- _WHAT THIS EXERCISE ASKS_
#1 In the eSports article, on what date did Newzoo give the presentation that the writer compares to The State Of The Union address?
#2 List every variable that the eSports article names as part of what Newzoo covers about eSports.
#3 Pick up the eSports article about Newzoo's statistics and keep writing from the point where it ends.

- _DOCUMENT EXCERPT_
%%
By: Trevor Shanahan

Newzoo is a global marketing firm that also specializes in predicative analytics.  I bring them up because they provide a lot of the most accurate and up-to-date information about eSports.  Whether its audience diversity, audience size, community growth, revenue potential, or any of the other many variables that contribute to this growing segment of video games, Newzoo has, is, or will cover it.  Much of my education in marketing focused on data analytics and interpretation; this is why I am writing this.

 

In a presentation from earlier this year (02/09/2015), Newzoo did a presentation that equated to the eSport equivalent of The State Of The Union address.  Here are some statistics I hope will “wow” you and make you gasp in delightful amazement:

  • Global eSports has 13 million regular viewers/participants, 19 million occasional viewers/participants, 56 million regular viewers (enthusiasts), and 117 million occasional viewers.
%%
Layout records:
%%
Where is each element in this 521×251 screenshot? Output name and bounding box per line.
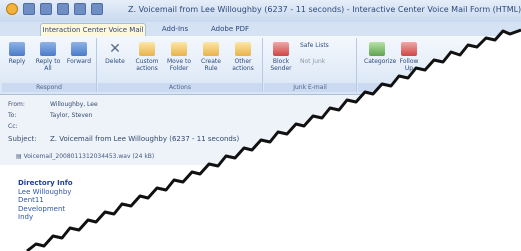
outlook-window: Z. Voicemail from Lee Willoughby (6237 -… — [0, 0, 521, 251]
torn-paper-edge — [26, 28, 521, 251]
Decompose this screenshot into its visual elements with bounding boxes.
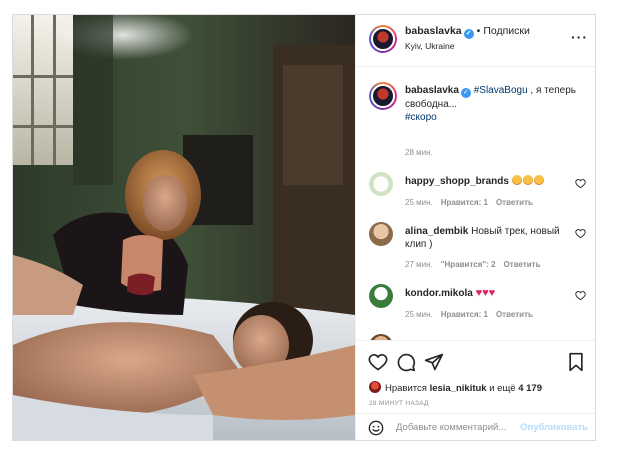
verified-badge-icon: ✓ — [463, 29, 474, 39]
caption-avatar[interactable] — [369, 82, 397, 110]
likes-count[interactable]: 4 179 — [518, 383, 542, 394]
emoji-icon — [533, 175, 544, 185]
caption-hashtag-2[interactable]: #скоро — [405, 112, 437, 123]
comment-meta: 25 мин. Нравится: 1 Ответить — [405, 198, 541, 207]
comment-input[interactable] — [396, 422, 526, 433]
comment-time: 25 мин. — [405, 198, 433, 207]
emoji-smile-icon[interactable] — [368, 420, 384, 436]
caption-time: 28 мин. — [405, 148, 433, 157]
post-photo-illustration — [13, 15, 355, 440]
author-line: babaslavka ✓ • Подписки — [405, 25, 530, 39]
emoji-icon — [522, 175, 533, 185]
reply-button[interactable]: Ответить — [496, 198, 533, 207]
liker-username[interactable]: lesia_nikituk — [430, 383, 487, 394]
caption-username[interactable]: babaslavka — [405, 85, 459, 96]
likes-prefix: Нравится — [385, 383, 427, 394]
author-username[interactable]: babaslavka — [405, 25, 462, 37]
publish-button[interactable]: Опубликовать — [520, 422, 588, 433]
comment-likes[interactable]: Нравится: 1 — [441, 198, 488, 207]
comment-text: kondor.mikola ♥♥♥ — [405, 287, 570, 300]
commenter-avatar[interactable] — [369, 284, 393, 308]
caption-text: babaslavka ✓ #SlavaBogu , я теперь свобод… — [405, 84, 585, 124]
comment-meta: 27 мин. "Нравится": 2 Ответить — [405, 260, 549, 269]
commenter-username[interactable]: kondor.mikola — [405, 288, 473, 299]
comment-body: ♥♥♥ — [475, 287, 496, 299]
comment-likes[interactable]: Нравится: 1 — [441, 310, 488, 319]
commenter-avatar[interactable] — [369, 172, 393, 196]
commenter-username[interactable]: alina_dembik — [405, 226, 468, 237]
likes-summary: Нравится lesia_nikituk и ещё 4 179 — [369, 381, 542, 394]
emoji-icon — [511, 175, 522, 185]
post-photo[interactable] — [13, 15, 355, 440]
like-heart-icon[interactable] — [368, 352, 388, 372]
reply-button[interactable]: Ответить — [496, 310, 533, 319]
share-send-icon[interactable] — [424, 352, 444, 372]
add-comment-bar: Опубликовать — [356, 413, 595, 440]
instagram-post: babaslavka ✓ • Подписки Kyiv, Ukraine ··· b… — [12, 14, 596, 441]
like-comment-heart-icon[interactable] — [575, 178, 586, 189]
comment-text: alina_dembik Новый трек, новый клип ) — [405, 225, 570, 251]
post-header: babaslavka ✓ • Подписки Kyiv, Ukraine ··· — [356, 15, 595, 67]
more-options-icon[interactable]: ··· — [571, 29, 588, 45]
bookmark-icon[interactable] — [566, 352, 586, 372]
verified-badge-icon: ✓ — [460, 88, 471, 98]
comment-meta: 25 мин. Нравится: 1 Ответить — [405, 310, 541, 319]
like-comment-heart-icon[interactable] — [575, 228, 586, 239]
likes-connector: и ещё — [489, 383, 516, 394]
commenter-username[interactable]: happy_shopp_brands — [405, 176, 509, 187]
post-location[interactable]: Kyiv, Ukraine — [405, 41, 454, 51]
comment-bubble-icon[interactable] — [396, 352, 416, 372]
comment-likes[interactable]: "Нравится": 2 — [441, 260, 496, 269]
separator-dot: • — [476, 25, 481, 37]
commenter-avatar[interactable] — [369, 222, 393, 246]
reply-button[interactable]: Ответить — [504, 260, 541, 269]
author-avatar[interactable] — [369, 25, 397, 53]
caption-hashtag[interactable]: #SlavaBogu — [474, 85, 528, 96]
comment-time: 27 мин. — [405, 260, 433, 269]
liker-avatar[interactable] — [369, 381, 381, 393]
comments-section[interactable]: babaslavka ✓ #SlavaBogu , я теперь свобод… — [356, 68, 595, 340]
like-comment-heart-icon[interactable] — [575, 290, 586, 301]
post-actions-bar — [356, 340, 595, 380]
follow-button[interactable]: Подписки — [483, 25, 530, 37]
comment-time: 25 мин. — [405, 310, 433, 319]
post-timestamp[interactable]: 28 МИНУТ НАЗАД — [369, 400, 429, 407]
comment-text: happy_shopp_brands — [405, 175, 570, 188]
post-side-panel: babaslavka ✓ • Подписки Kyiv, Ukraine ··· b… — [355, 15, 595, 440]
%%
- _WRITTEN RESPONSES_
#1 02/09/2015

#2 audience diversity, audience size, community growth, revenue potential

#3
  • Approximately 40% of the total eSports viewership do not play the games they view themselves (i.e. someone who watched a MOBA championship but doesn’t play that MOBA).
  • SInce 2012 eSports viewership has doubled (approximately) with 58 million frequent and 76 million casual viewers annually then, and 113 million frequent and 147 million occasional viewers now (2015),
  • 2015 is the year that marks frequent viewers achieving the 100 million mark and surpassing it by year’s end.

The report has a lot more to be divined from it, and includes a wealth of information including comparisons to “traditional” sports via revenue and sponsorships.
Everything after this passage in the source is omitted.